▸ Working data:

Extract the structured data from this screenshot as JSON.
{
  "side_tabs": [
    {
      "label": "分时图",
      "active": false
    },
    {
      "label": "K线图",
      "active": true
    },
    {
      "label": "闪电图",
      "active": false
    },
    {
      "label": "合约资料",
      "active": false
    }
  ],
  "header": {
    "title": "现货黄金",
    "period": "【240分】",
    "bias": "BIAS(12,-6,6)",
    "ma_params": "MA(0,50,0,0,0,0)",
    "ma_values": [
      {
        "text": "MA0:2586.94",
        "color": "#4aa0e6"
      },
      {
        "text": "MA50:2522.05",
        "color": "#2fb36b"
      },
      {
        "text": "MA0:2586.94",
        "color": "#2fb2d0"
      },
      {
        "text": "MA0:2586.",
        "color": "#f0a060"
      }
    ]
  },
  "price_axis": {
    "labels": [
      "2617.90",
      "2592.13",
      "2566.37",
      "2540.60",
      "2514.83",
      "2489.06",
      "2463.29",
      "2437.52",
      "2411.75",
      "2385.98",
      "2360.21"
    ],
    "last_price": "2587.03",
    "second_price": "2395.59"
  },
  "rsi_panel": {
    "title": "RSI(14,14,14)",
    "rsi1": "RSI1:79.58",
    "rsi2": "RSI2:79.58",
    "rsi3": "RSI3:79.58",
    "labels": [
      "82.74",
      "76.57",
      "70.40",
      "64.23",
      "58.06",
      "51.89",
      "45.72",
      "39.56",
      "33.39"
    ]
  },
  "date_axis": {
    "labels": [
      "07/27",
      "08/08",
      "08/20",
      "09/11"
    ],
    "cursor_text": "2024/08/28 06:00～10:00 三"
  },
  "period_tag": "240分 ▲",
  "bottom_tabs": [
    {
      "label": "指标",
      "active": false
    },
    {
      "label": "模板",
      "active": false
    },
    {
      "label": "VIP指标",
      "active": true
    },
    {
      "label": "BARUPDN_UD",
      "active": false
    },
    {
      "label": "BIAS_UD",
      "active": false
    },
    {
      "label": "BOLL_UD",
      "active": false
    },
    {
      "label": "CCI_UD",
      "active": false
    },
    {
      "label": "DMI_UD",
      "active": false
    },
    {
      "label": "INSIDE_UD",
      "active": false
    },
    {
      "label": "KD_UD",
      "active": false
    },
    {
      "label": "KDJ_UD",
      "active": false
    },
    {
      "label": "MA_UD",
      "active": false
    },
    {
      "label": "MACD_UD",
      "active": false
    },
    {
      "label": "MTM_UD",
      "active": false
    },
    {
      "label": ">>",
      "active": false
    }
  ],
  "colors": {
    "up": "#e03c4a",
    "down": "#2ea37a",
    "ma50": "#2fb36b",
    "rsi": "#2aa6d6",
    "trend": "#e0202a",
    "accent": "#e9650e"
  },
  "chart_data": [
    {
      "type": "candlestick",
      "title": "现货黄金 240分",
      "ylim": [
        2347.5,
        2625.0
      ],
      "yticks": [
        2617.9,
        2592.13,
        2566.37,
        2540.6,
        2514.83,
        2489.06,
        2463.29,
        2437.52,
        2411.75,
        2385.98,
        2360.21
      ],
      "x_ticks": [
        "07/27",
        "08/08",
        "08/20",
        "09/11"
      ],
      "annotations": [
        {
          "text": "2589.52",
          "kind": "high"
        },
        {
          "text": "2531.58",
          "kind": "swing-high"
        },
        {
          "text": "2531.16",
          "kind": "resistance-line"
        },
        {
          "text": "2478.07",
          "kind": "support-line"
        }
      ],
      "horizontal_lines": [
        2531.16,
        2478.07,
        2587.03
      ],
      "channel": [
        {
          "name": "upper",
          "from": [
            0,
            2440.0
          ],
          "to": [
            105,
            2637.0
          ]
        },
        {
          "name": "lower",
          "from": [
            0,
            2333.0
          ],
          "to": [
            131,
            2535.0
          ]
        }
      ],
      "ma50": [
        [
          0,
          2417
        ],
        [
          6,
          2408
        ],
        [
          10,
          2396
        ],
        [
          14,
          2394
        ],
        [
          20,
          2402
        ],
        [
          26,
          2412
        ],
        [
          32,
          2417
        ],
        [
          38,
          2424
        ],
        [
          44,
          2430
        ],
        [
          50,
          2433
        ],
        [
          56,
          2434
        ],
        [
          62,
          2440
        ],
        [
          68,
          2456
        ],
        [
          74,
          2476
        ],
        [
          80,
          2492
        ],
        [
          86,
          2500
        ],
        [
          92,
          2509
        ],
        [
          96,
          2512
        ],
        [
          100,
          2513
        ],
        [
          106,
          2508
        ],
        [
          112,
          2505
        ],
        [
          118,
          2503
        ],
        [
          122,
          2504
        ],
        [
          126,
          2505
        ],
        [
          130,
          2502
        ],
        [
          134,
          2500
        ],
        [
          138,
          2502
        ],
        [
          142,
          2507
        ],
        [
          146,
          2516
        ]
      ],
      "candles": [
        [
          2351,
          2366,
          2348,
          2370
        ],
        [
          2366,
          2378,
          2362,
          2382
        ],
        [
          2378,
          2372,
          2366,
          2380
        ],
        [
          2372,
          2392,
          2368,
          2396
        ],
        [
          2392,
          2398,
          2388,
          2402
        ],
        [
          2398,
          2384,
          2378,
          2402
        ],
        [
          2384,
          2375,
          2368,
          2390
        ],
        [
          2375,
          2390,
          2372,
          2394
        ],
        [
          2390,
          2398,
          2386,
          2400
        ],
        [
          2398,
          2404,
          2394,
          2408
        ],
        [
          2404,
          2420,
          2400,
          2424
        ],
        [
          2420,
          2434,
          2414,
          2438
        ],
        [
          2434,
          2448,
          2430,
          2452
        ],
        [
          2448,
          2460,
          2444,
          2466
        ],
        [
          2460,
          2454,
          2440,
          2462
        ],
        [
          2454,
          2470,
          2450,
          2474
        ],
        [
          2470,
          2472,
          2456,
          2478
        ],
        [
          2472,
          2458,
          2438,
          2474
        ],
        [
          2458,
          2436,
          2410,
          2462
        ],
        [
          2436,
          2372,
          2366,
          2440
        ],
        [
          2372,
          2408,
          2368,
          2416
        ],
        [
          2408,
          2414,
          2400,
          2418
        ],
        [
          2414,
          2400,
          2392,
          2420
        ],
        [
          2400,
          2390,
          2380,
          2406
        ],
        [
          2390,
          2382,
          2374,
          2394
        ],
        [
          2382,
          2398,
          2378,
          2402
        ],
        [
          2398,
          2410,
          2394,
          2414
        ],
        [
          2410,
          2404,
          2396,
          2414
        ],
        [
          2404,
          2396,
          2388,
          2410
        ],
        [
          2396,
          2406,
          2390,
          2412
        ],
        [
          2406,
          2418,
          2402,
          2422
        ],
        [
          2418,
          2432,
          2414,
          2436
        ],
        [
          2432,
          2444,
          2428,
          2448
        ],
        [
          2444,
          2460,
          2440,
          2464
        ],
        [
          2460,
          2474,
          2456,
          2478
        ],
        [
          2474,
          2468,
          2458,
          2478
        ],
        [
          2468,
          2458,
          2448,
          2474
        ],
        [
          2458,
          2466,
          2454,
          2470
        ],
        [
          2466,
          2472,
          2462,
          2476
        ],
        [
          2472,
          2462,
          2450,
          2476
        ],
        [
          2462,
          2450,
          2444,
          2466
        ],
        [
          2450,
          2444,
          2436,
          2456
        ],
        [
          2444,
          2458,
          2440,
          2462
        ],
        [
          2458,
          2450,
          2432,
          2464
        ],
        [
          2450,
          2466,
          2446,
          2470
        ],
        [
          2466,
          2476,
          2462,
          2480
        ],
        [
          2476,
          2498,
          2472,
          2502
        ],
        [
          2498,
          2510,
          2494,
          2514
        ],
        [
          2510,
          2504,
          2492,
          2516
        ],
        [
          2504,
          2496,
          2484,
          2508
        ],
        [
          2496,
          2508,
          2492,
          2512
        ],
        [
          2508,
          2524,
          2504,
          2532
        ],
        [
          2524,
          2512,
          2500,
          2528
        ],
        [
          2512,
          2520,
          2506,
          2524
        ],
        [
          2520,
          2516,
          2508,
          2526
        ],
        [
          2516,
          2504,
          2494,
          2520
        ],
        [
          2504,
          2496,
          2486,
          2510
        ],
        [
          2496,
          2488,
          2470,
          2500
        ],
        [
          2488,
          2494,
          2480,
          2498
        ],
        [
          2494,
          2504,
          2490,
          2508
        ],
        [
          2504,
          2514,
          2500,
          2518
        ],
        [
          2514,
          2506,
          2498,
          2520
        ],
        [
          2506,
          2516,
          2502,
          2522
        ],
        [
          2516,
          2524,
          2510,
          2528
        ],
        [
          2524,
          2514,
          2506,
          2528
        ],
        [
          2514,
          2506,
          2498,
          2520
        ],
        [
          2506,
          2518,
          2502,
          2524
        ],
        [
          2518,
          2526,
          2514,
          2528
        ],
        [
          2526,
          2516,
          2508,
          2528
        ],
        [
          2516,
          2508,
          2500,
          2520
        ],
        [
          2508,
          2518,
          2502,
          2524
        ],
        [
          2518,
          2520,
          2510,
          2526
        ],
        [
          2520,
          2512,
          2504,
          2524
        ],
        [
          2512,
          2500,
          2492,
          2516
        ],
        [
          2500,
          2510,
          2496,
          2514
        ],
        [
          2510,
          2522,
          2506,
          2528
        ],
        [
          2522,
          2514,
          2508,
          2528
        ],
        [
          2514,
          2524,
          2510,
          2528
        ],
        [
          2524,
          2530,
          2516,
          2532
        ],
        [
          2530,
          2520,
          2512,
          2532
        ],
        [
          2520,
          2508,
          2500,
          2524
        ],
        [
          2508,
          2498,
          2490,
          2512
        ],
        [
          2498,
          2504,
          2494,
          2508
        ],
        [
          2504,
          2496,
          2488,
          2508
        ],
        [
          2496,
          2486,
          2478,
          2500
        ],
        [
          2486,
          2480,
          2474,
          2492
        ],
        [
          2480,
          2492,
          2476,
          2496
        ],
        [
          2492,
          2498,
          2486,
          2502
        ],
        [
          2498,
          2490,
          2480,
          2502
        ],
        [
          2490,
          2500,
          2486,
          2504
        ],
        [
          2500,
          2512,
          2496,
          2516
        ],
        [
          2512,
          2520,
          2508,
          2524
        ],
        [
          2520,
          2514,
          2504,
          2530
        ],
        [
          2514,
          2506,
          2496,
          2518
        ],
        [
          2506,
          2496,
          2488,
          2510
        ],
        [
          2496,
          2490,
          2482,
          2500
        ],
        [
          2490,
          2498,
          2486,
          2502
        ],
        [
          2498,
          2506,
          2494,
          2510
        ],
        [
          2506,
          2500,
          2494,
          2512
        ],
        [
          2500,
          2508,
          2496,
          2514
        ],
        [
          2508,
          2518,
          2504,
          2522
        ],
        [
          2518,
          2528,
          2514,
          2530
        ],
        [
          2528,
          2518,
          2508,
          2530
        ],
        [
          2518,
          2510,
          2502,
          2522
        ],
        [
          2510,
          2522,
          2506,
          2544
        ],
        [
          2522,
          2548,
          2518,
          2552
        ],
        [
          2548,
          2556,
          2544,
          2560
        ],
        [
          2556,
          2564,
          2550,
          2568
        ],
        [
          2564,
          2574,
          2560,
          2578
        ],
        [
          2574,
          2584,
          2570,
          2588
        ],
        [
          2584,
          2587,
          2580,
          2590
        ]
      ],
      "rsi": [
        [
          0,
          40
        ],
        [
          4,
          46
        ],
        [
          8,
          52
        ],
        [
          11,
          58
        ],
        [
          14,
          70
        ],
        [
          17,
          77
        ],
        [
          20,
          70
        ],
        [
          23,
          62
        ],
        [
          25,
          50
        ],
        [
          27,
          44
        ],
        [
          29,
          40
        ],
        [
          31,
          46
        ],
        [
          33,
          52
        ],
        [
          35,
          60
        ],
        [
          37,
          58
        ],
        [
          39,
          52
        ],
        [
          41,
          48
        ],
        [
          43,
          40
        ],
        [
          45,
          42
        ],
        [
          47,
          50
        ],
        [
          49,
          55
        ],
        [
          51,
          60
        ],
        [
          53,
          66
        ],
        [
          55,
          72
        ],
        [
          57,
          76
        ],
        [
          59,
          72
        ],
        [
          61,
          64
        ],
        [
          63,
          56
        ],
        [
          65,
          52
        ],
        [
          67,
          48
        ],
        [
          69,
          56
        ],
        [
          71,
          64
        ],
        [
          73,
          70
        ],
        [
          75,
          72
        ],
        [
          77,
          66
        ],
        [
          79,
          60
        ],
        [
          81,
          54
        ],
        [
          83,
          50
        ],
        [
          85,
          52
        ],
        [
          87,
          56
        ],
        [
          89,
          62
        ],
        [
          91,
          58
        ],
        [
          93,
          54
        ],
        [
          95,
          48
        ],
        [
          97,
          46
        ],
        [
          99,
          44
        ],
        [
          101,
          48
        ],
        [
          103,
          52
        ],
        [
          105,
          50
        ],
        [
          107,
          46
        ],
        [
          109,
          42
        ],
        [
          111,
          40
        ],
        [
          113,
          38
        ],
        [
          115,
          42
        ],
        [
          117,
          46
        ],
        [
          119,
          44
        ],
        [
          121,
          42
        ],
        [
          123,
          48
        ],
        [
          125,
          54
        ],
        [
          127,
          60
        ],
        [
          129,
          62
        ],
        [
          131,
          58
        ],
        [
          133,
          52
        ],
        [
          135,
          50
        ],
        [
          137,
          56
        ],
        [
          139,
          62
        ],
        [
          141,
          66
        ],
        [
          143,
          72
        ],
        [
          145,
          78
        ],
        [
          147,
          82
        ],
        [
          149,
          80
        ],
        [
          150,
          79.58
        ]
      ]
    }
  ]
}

▸ The task: Find the lines holding "title" and list every one.

▸ Response:
    "title": "现货黄金",
    "title": "RSI(14,14,14)",
      "title": "现货黄金 240分",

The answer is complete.